Dataset extract
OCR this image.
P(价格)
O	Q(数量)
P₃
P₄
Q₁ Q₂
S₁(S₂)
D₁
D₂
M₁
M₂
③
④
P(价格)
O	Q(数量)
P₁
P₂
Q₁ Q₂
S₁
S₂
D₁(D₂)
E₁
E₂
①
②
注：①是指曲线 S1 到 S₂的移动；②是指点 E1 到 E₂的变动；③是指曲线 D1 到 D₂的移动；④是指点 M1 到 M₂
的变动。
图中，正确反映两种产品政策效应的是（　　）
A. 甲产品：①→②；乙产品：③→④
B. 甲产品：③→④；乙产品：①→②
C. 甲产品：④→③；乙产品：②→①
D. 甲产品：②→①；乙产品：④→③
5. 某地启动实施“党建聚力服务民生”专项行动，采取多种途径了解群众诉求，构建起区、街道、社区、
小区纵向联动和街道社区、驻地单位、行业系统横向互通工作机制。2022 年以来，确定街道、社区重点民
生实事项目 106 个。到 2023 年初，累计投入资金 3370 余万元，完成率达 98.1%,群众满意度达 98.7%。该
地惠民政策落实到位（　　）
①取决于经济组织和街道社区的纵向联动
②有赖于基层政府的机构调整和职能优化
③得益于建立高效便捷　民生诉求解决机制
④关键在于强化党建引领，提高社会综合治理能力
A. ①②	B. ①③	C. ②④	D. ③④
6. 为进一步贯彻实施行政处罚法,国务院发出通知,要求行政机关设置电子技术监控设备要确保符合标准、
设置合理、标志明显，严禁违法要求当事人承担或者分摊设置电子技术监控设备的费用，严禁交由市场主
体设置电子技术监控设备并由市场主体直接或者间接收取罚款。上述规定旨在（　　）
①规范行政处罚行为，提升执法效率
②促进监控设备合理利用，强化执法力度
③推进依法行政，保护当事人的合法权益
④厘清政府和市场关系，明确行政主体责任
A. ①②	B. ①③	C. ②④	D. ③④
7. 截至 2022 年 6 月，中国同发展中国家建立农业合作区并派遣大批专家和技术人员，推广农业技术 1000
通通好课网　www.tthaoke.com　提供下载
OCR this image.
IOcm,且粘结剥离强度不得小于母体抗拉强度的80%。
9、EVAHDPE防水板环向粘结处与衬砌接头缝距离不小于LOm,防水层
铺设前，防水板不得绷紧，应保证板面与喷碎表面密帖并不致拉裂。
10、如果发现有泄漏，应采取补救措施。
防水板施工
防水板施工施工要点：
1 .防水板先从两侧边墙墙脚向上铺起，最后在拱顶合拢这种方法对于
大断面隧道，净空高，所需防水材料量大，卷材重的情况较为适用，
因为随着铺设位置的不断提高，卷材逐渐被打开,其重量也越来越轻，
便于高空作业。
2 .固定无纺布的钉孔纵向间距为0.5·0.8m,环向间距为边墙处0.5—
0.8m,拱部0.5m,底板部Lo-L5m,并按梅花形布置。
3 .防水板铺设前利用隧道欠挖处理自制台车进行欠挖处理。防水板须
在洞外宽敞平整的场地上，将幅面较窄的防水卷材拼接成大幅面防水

Work instructions
Output the data above exactly, please, line for line.

Written response
OCR this image.
P(价格)
O	Q(数量)
P₃
P₄
Q₁ Q₂
S₁(S₂)
D₁
D₂
M₁
M₂
③
④
P(价格)
O	Q(数量)
P₁
P₂
Q₁ Q₂
S₁
S₂
D₁(D₂)
E₁
E₂
①
②
注：①是指曲线 S1 到 S₂的移动；②是指点 E1 到 E₂的变动；③是指曲线 D1 到 D₂的移动；④是指点 M1 到 M₂
的变动。
图中，正确反映两种产品政策效应的是（　　）
A. 甲产品：①→②；乙产品：③→④
B. 甲产品：③→④；乙产品：①→②
C. 甲产品：④→③；乙产品：②→①
D. 甲产品：②→①；乙产品：④→③
5. 某地启动实施“党建聚力服务民生”专项行动，采取多种途径了解群众诉求，构建起区、街道、社区、
小区纵向联动和街道社区、驻地单位、行业系统横向互通工作机制。2022 年以来，确定街道、社区重点民
生实事项目 106 个。到 2023 年初，累计投入资金 3370 余万元，完成率达 98.1%,群众满意度达 98.7%。该
地惠民政策落实到位（　　）
①取决于经济组织和街道社区的纵向联动
②有赖于基层政府的机构调整和职能优化
③得益于建立高效便捷　民生诉求解决机制
④关键在于强化党建引领，提高社会综合治理能力
A. ①②	B. ①③	C. ②④	D. ③④
6. 为进一步贯彻实施行政处罚法,国务院发出通知,要求行政机关设置电子技术监控设备要确保符合标准、
设置合理、标志明显，严禁违法要求当事人承担或者分摊设置电子技术监控设备的费用，严禁交由市场主
体设置电子技术监控设备并由市场主体直接或者间接收取罚款。上述规定旨在（　　）
①规范行政处罚行为，提升执法效率
②促进监控设备合理利用，强化执法力度
③推进依法行政，保护当事人的合法权益
④厘清政府和市场关系，明确行政主体责任
A. ①②	B. ①③	C. ②④	D. ③④
7. 截至 2022 年 6 月，中国同发展中国家建立农业合作区并派遣大批专家和技术人员，推广农业技术 1000
通通好课网　www.tthaoke.com　提供下载
OCR this image.
IOcm,且粘结剥离强度不得小于母体抗拉强度的80%。
9、EVAHDPE防水板环向粘结处与衬砌接头缝距离不小于LOm,防水层
铺设前，防水板不得绷紧，应保证板面与喷碎表面密帖并不致拉裂。
10、如果发现有泄漏，应采取补救措施。
防水板施工
防水板施工施工要点：
1 .防水板先从两侧边墙墙脚向上铺起，最后在拱顶合拢这种方法对于
大断面隧道，净空高，所需防水材料量大，卷材重的情况较为适用，
因为随着铺设位置的不断提高，卷材逐渐被打开,其重量也越来越轻，
便于高空作业。
2 .固定无纺布的钉孔纵向间距为0.5·0.8m,环向间距为边墙处0.5—
0.8m,拱部0.5m,底板部Lo-L5m,并按梅花形布置。
3 .防水板铺设前利用隧道欠挖处理自制台车进行欠挖处理。防水板须
在洞外宽敞平整的场地上，将幅面较窄的防水卷材拼接成大幅面防水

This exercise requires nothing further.